▸ **Provided material**

◆ ◆ ◆ ◆ ◆

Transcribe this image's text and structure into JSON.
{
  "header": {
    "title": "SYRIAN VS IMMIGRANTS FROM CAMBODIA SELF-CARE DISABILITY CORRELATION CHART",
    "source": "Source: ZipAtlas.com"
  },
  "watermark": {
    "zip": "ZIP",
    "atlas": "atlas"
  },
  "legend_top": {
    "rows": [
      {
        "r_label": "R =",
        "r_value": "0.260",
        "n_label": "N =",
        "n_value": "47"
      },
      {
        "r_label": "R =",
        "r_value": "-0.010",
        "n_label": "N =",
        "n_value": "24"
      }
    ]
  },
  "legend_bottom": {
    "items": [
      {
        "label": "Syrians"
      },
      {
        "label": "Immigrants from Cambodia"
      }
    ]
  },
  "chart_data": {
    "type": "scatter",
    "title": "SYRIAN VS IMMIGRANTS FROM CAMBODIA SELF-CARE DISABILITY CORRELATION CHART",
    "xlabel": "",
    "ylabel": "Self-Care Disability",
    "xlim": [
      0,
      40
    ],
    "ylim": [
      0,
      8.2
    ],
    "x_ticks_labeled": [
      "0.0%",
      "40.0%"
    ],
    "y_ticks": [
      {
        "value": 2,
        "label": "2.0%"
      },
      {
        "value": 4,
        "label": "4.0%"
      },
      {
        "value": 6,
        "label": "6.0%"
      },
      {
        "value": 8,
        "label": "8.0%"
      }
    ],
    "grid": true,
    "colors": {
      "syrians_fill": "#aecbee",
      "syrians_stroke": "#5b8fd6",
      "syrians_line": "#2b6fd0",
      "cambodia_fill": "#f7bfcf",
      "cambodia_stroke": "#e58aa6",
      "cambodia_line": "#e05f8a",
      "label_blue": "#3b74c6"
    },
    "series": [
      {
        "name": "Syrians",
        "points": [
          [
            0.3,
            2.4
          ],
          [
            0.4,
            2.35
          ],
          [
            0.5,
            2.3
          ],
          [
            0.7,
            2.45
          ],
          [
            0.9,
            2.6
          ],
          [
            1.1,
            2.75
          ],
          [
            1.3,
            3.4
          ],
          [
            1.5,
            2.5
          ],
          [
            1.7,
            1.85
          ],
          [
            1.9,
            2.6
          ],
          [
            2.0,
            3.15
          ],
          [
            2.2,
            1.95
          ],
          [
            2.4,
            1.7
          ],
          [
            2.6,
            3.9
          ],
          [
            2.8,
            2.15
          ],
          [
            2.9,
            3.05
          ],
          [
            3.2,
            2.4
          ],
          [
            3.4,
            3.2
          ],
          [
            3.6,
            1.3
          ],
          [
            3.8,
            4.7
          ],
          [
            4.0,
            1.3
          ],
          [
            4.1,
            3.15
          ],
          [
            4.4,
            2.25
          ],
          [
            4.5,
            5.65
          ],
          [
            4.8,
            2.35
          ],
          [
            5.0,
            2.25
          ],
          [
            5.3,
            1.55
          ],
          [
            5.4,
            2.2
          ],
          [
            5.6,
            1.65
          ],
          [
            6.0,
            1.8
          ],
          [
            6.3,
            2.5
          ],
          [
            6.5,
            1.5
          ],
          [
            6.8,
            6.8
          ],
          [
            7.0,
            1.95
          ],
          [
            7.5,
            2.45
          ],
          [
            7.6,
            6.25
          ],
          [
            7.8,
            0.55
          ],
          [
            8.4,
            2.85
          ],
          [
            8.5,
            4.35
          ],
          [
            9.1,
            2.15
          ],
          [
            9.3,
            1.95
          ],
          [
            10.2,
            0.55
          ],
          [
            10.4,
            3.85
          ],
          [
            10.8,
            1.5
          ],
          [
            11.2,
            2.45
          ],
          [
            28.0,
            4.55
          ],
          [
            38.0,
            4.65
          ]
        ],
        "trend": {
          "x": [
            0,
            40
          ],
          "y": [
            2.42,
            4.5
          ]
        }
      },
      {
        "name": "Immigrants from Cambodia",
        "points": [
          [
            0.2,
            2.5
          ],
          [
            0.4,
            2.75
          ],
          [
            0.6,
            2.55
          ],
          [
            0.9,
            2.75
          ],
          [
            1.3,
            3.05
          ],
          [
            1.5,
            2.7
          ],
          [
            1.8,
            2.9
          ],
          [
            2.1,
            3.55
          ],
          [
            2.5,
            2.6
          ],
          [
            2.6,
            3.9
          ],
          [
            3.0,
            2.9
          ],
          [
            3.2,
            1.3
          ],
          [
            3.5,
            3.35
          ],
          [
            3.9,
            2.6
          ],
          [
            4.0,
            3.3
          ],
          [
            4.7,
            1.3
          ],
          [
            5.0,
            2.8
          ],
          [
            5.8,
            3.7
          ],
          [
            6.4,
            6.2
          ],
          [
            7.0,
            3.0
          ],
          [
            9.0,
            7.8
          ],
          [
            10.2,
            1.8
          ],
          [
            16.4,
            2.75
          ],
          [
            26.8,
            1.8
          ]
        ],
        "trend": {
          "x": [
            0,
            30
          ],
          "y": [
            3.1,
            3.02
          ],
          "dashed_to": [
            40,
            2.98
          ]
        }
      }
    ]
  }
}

◆ ◆ ◆ ◆ ◆

▸ **Given instruction**
Reproduce the full listing exactly.

▸ **Exercise answer**
Transcribe this image's text and structure into JSON.
{
  "header": {
    "title": "SYRIAN VS IMMIGRANTS FROM CAMBODIA SELF-CARE DISABILITY CORRELATION CHART",
    "source": "Source: ZipAtlas.com"
  },
  "watermark": {
    "zip": "ZIP",
    "atlas": "atlas"
  },
  "legend_top": {
    "rows": [
      {
        "r_label": "R =",
        "r_value": "0.260",
        "n_label": "N =",
        "n_value": "47"
      },
      {
        "r_label": "R =",
        "r_value": "-0.010",
        "n_label": "N =",
        "n_value": "24"
      }
    ]
  },
  "legend_bottom": {
    "items": [
      {
        "label": "Syrians"
      },
      {
        "label": "Immigrants from Cambodia"
      }
    ]
  },
  "chart_data": {
    "type": "scatter",
    "title": "SYRIAN VS IMMIGRANTS FROM CAMBODIA SELF-CARE DISABILITY CORRELATION CHART",
    "xlabel": "",
    "ylabel": "Self-Care Disability",
    "xlim": [
      0,
      40
    ],
    "ylim": [
      0,
      8.2
    ],
    "x_ticks_labeled": [
      "0.0%",
      "40.0%"
    ],
    "y_ticks": [
      {
        "value": 2,
        "label": "2.0%"
      },
      {
        "value": 4,
        "label": "4.0%"
      },
      {
        "value": 6,
        "label": "6.0%"
      },
      {
        "value": 8,
        "label": "8.0%"
      }
    ],
    "grid": true,
    "colors": {
      "syrians_fill": "#aecbee",
      "syrians_stroke": "#5b8fd6",
      "syrians_line": "#2b6fd0",
      "cambodia_fill": "#f7bfcf",
      "cambodia_stroke": "#e58aa6",
      "cambodia_line": "#e05f8a",
      "label_blue": "#3b74c6"
    },
    "series": [
      {
        "name": "Syrians",
        "points": [
          [
            0.3,
            2.4
          ],
          [
            0.4,
            2.35
          ],
          [
            0.5,
            2.3
          ],
          [
            0.7,
            2.45
          ],
          [
            0.9,
            2.6
          ],
          [
            1.1,
            2.75
          ],
          [
            1.3,
            3.4
          ],
          [
            1.5,
            2.5
          ],
          [
            1.7,
            1.85
          ],
          [
            1.9,
            2.6
          ],
          [
            2.0,
            3.15
          ],
          [
            2.2,
            1.95
          ],
          [
            2.4,
            1.7
          ],
          [
            2.6,
            3.9
          ],
          [
            2.8,
            2.15
          ],
          [
            2.9,
            3.05
          ],
          [
            3.2,
            2.4
          ],
          [
            3.4,
            3.2
          ],
          [
            3.6,
            1.3
          ],
          [
            3.8,
            4.7
          ],
          [
            4.0,
            1.3
          ],
          [
            4.1,
            3.15
          ],
          [
            4.4,
            2.25
          ],
          [
            4.5,
            5.65
          ],
          [
            4.8,
            2.35
          ],
          [
            5.0,
            2.25
          ],
          [
            5.3,
            1.55
          ],
          [
            5.4,
            2.2
          ],
          [
            5.6,
            1.65
          ],
          [
            6.0,
            1.8
          ],
          [
            6.3,
            2.5
          ],
          [
            6.5,
            1.5
          ],
          [
            6.8,
            6.8
          ],
          [
            7.0,
            1.95
          ],
          [
            7.5,
            2.45
          ],
          [
            7.6,
            6.25
          ],
          [
            7.8,
            0.55
          ],
          [
            8.4,
            2.85
          ],
          [
            8.5,
            4.35
          ],
          [
            9.1,
            2.15
          ],
          [
            9.3,
            1.95
          ],
          [
            10.2,
            0.55
          ],
          [
            10.4,
            3.85
          ],
          [
            10.8,
            1.5
          ],
          [
            11.2,
            2.45
          ],
          [
            28.0,
            4.55
          ],
          [
            38.0,
            4.65
          ]
        ],
        "trend": {
          "x": [
            0,
            40
          ],
          "y": [
            2.42,
            4.5
          ]
        }
      },
      {
        "name": "Immigrants from Cambodia",
        "points": [
          [
            0.2,
            2.5
          ],
          [
            0.4,
            2.75
          ],
          [
            0.6,
            2.55
          ],
          [
            0.9,
            2.75
          ],
          [
            1.3,
            3.05
          ],
          [
            1.5,
            2.7
          ],
          [
            1.8,
            2.9
          ],
          [
            2.1,
            3.55
          ],
          [
            2.5,
            2.6
          ],
          [
            2.6,
            3.9
          ],
          [
            3.0,
            2.9
          ],
          [
            3.2,
            1.3
          ],
          [
            3.5,
            3.35
          ],
          [
            3.9,
            2.6
          ],
          [
            4.0,
            3.3
          ],
          [
            4.7,
            1.3
          ],
          [
            5.0,
            2.8
          ],
          [
            5.8,
            3.7
          ],
          [
            6.4,
            6.2
          ],
          [
            7.0,
            3.0
          ],
          [
            9.0,
            7.8
          ],
          [
            10.2,
            1.8
          ],
          [
            16.4,
            2.75
          ],
          [
            26.8,
            1.8
          ]
        ],
        "trend": {
          "x": [
            0,
            30
          ],
          "y": [
            3.1,
            3.02
          ],
          "dashed_to": [
            40,
            2.98
          ]
        }
      }
    ]
  }
}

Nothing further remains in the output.